▸ Problem statement:
Copy out each line of the listing that has the word "estanterías" in it.

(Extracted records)
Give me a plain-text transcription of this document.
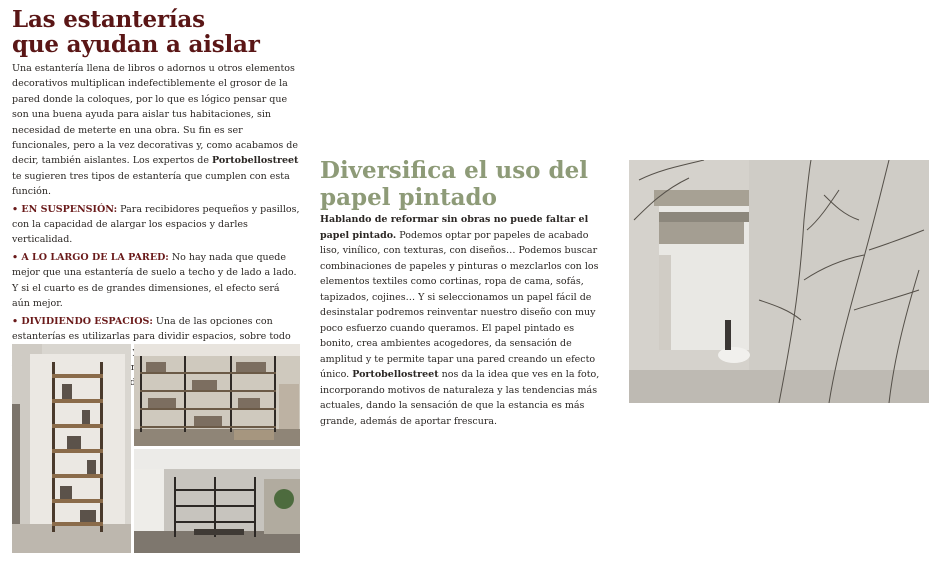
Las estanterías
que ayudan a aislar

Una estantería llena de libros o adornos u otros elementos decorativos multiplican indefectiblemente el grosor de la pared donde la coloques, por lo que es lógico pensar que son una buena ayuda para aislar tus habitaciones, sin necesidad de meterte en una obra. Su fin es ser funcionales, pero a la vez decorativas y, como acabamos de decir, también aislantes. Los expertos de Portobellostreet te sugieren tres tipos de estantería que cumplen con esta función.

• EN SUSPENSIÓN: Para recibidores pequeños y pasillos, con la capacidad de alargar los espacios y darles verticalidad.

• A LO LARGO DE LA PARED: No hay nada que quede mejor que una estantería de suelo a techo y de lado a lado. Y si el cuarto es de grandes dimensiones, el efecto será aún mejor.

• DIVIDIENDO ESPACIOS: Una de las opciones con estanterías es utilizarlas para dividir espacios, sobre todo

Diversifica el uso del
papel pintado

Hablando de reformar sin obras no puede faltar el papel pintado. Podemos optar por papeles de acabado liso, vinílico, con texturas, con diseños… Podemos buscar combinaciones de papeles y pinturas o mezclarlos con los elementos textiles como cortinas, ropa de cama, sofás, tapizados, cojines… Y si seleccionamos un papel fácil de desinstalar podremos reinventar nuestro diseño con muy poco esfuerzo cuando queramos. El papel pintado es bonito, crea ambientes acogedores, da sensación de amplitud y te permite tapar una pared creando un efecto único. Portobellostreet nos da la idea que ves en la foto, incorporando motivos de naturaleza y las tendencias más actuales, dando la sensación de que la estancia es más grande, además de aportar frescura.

▸ Task solution:
Las estanterías
• DIVIDIENDO ESPACIOS: Una de las opciones con estanterías es utilizarlas para dividir espacios, sobre todo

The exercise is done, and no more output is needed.